_Records for the exercise_.
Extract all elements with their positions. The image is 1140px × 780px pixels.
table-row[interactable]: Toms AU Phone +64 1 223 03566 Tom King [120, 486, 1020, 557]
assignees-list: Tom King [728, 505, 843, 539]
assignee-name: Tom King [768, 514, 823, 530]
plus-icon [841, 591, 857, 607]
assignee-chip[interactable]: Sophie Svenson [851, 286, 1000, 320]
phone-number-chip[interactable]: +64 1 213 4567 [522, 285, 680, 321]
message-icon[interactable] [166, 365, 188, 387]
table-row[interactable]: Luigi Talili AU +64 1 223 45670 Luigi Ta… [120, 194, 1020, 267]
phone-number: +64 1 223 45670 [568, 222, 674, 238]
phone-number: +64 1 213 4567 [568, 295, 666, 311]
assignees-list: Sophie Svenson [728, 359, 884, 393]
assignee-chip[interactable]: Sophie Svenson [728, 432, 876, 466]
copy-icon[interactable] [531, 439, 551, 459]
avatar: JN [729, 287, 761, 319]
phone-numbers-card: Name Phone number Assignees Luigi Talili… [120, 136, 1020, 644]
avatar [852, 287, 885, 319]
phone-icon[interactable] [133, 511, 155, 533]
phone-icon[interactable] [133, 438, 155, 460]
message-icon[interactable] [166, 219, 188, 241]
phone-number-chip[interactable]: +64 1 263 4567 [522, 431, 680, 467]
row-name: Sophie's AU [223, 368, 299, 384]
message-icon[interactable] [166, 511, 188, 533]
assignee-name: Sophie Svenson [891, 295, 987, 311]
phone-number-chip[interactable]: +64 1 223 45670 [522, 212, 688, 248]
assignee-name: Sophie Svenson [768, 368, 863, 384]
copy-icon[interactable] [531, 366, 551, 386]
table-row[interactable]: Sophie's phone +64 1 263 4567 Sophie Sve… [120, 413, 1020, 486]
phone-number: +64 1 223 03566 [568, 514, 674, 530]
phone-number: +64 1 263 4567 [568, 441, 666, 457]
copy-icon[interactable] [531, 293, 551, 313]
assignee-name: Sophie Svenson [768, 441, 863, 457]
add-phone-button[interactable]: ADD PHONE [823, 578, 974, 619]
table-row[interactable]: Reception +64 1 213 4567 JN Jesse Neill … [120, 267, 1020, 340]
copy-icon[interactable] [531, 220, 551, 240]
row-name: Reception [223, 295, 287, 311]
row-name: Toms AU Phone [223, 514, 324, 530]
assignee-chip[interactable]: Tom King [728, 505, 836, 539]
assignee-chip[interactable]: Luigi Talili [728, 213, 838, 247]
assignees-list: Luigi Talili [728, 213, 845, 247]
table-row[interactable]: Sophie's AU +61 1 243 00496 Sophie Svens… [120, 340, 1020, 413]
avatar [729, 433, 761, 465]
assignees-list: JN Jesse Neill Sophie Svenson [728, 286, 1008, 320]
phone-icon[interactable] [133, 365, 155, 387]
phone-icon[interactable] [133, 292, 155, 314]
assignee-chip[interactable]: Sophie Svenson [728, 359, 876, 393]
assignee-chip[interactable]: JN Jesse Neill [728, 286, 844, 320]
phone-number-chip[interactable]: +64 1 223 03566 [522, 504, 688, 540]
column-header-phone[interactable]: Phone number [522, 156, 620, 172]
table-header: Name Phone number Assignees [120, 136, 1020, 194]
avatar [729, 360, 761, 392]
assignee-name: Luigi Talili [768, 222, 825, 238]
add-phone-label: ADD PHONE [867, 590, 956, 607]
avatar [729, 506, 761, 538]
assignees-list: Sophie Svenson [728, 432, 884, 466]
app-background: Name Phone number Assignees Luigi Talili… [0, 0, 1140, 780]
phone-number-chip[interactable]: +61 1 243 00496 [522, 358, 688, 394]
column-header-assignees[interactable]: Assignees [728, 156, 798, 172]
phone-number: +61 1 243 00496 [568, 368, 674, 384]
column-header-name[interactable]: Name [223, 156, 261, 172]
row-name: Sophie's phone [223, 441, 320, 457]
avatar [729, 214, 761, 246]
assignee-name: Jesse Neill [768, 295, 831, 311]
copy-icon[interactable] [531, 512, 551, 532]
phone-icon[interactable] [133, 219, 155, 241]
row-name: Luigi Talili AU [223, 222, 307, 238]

_Given task_.
Put everything from the start of the entries down to the line containing "copy-icon[interactable] [531, 439, 551, 459]" into a numbered list, leaving out any blank lines.

_Result for this task_.
1. Extract all elements with their positions. The image is 1140px × 780px pixels.
2. table-row[interactable]: Toms AU Phone +64 1 223 03566 Tom King [120, 486, 1020, 557]
3. assignees-list: Tom King [728, 505, 843, 539]
4. assignee-name: Tom King [768, 514, 823, 530]
5. plus-icon [841, 591, 857, 607]
6. assignee-chip[interactable]: Sophie Svenson [851, 286, 1000, 320]
7. phone-number-chip[interactable]: +64 1 213 4567 [522, 285, 680, 321]
8. message-icon[interactable] [166, 365, 188, 387]
9. table-row[interactable]: Luigi Talili AU +64 1 223 45670 Luigi Ta… [120, 194, 1020, 267]
10. phone-number: +64 1 223 45670 [568, 222, 674, 238]
11. phone-number: +64 1 213 4567 [568, 295, 666, 311]
12. assignees-list: Sophie Svenson [728, 359, 884, 393]
13. assignee-chip[interactable]: Sophie Svenson [728, 432, 876, 466]
14. copy-icon[interactable] [531, 439, 551, 459]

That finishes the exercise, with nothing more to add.